-- start Stored records --
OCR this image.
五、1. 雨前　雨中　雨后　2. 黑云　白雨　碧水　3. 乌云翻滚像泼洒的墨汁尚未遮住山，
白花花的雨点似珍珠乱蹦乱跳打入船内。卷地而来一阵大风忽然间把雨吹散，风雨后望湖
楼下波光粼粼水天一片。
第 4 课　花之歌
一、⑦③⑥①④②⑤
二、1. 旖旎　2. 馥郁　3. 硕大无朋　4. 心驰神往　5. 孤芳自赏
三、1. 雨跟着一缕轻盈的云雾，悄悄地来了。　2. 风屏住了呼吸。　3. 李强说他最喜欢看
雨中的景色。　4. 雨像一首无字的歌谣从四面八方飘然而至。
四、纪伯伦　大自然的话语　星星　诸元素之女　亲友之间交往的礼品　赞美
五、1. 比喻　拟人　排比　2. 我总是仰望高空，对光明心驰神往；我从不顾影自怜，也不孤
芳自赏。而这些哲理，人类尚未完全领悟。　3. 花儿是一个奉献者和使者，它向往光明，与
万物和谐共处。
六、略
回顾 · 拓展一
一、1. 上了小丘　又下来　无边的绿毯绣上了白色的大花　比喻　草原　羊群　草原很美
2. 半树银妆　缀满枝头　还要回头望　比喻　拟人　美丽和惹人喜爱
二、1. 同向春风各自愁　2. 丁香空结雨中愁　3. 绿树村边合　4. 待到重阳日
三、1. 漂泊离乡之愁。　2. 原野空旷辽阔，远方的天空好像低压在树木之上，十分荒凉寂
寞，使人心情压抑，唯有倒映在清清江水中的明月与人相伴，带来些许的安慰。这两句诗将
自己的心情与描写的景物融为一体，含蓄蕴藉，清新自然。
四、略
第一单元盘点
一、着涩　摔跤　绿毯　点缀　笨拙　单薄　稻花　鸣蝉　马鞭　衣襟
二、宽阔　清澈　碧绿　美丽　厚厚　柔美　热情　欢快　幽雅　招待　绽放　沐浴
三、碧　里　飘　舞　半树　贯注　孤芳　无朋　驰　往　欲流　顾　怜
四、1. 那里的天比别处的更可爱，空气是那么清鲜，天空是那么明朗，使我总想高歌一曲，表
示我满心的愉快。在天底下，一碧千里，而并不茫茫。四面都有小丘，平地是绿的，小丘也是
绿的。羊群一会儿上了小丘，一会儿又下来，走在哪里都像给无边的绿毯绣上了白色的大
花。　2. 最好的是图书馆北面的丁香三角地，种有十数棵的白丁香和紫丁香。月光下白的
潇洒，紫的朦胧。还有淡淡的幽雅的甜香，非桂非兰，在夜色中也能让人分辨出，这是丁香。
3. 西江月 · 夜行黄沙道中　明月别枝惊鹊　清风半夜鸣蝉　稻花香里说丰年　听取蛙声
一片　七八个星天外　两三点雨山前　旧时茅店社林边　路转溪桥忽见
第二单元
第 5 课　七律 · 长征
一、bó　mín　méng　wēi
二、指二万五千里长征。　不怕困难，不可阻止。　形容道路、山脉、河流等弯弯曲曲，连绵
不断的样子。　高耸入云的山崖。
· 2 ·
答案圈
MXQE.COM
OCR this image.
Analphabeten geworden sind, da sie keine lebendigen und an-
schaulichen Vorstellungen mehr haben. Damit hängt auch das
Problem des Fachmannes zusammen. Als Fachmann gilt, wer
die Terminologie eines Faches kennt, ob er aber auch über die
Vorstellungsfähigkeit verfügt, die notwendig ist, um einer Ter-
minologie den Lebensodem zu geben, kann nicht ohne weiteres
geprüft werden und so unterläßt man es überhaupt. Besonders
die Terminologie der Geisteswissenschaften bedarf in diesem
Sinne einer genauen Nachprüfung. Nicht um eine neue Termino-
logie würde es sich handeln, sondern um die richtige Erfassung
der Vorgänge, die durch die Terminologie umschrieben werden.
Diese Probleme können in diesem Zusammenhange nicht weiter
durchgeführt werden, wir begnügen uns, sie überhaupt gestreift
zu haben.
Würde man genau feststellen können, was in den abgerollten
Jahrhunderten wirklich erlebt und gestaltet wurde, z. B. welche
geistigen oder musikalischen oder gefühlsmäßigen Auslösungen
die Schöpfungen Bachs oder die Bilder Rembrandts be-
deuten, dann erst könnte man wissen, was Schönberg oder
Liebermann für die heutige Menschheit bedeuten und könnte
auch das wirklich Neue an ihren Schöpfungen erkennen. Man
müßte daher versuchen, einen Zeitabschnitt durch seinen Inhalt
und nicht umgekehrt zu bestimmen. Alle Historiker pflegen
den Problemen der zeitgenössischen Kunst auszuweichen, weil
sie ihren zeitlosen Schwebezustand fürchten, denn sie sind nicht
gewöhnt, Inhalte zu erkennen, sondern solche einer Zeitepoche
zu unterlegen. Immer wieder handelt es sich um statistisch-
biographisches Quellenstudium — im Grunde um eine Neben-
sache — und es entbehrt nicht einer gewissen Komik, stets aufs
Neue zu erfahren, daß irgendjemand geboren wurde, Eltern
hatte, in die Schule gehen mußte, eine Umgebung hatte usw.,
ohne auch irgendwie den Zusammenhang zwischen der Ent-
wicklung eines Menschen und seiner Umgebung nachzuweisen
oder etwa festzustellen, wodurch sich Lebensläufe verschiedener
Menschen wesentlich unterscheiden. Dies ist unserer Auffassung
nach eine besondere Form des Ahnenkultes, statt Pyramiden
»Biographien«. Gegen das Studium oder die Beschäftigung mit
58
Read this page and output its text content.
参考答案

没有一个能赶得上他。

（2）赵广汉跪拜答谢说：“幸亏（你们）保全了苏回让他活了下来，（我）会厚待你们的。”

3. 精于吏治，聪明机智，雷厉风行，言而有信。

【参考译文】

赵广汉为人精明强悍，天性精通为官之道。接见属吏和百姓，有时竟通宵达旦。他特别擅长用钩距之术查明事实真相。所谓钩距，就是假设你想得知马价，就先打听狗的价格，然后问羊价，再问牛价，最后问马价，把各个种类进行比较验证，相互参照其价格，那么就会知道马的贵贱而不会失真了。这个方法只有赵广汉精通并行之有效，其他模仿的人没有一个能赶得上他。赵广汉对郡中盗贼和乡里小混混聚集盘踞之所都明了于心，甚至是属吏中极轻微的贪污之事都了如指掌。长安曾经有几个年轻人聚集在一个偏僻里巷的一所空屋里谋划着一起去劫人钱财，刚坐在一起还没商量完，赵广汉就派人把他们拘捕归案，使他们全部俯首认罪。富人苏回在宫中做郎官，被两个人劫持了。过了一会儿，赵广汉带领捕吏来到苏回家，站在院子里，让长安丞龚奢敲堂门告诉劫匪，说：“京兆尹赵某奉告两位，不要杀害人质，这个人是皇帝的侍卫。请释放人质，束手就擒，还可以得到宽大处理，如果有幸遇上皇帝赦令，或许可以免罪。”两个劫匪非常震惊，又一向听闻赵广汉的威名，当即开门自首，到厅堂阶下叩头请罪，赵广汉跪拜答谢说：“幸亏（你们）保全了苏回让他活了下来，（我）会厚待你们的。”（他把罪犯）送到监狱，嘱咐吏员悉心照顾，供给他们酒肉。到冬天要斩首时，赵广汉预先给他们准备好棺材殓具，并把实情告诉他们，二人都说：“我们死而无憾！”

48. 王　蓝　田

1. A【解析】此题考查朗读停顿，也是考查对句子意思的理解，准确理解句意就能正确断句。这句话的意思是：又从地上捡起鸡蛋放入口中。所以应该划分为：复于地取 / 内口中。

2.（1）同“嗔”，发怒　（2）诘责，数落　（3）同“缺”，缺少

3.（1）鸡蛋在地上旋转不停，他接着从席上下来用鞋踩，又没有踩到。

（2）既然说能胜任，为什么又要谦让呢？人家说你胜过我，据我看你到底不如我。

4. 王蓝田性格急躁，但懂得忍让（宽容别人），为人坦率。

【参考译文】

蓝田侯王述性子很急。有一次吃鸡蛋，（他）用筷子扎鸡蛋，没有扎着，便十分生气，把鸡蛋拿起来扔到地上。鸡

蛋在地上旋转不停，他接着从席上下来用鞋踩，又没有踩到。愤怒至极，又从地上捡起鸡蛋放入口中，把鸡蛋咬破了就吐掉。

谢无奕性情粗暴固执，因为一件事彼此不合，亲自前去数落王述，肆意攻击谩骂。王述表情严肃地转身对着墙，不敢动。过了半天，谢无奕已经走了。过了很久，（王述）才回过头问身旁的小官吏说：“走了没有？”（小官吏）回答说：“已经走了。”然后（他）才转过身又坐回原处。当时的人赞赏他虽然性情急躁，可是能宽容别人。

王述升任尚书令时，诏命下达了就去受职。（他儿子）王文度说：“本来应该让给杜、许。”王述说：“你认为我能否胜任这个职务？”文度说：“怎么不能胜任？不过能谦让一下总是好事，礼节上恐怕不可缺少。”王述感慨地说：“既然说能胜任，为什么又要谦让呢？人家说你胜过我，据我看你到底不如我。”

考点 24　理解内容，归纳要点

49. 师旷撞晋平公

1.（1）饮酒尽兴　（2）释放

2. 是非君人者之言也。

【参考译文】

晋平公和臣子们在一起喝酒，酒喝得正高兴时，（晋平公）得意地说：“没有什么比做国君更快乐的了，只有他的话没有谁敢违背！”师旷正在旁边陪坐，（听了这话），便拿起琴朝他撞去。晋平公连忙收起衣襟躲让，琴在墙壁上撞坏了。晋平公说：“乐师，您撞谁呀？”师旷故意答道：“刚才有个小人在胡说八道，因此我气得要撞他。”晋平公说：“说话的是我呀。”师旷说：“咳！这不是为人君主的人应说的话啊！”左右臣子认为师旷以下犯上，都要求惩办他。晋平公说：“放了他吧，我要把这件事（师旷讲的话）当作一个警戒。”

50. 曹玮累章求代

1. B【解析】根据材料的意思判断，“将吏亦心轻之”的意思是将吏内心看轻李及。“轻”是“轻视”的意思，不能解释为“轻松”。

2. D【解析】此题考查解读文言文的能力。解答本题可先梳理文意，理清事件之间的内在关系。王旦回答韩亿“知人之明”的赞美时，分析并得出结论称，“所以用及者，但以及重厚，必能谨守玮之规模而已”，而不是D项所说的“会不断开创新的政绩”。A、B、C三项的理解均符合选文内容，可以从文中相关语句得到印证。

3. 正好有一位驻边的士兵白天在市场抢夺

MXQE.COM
-- end Stored records --
Stated problem — Gather every line from the entries above where the word "保全了苏回让他活了下来" appears, and copy them.

Result for this task —
（2）赵广汉跪拜答谢说：“幸亏（你们）保全了苏回让他活了下来，（我）会厚待你们的。”
赵广汉为人精明强悍，天性精通为官之道。接见属吏和百姓，有时竟通宵达旦。他特别擅长用钩距之术查明事实真相。所谓钩距，就是假设你想得知马价，就先打听狗的价格，然后问羊价，再问牛价，最后问马价，把各个种类进行比较验证，相互参照其价格，那么就会知道马的贵贱而不会失真了。这个方法只有赵广汉精通并行之有效，其他模仿的人没有一个能赶得上他。赵广汉对郡中盗贼和乡里小混混聚集盘踞之所都明了于心，甚至是属吏中极轻微的贪污之事都了如指掌。长安曾经有几个年轻人聚集在一个偏僻里巷的一所空屋里谋划着一起去劫人钱财，刚坐在一起还没商量完，赵广汉就派人把他们拘捕归案，使他们全部俯首认罪。富人苏回在宫中做郎官，被两个人劫持了。过了一会儿，赵广汉带领捕吏来到苏回家，站在院子里，让长安丞龚奢敲堂门告诉劫匪，说：“京兆尹赵某奉告两位，不要杀害人质，这个人是皇帝的侍卫。请释放人质，束手就擒，还可以得到宽大处理，如果有幸遇上皇帝赦令，或许可以免罪。”两个劫匪非常震惊，又一向听闻赵广汉的威名，当即开门自首，到厅堂阶下叩头请罪，赵广汉跪拜答谢说：“幸亏（你们）保全了苏回让他活了下来，（我）会厚待你们的。”（他把罪犯）送到监狱，嘱咐吏员悉心照顾，供给他们酒肉。到冬天要斩首时，赵广汉预先给他们准备好棺材殓具，并把实情告诉他们，二人都说：“我们死而无憾！”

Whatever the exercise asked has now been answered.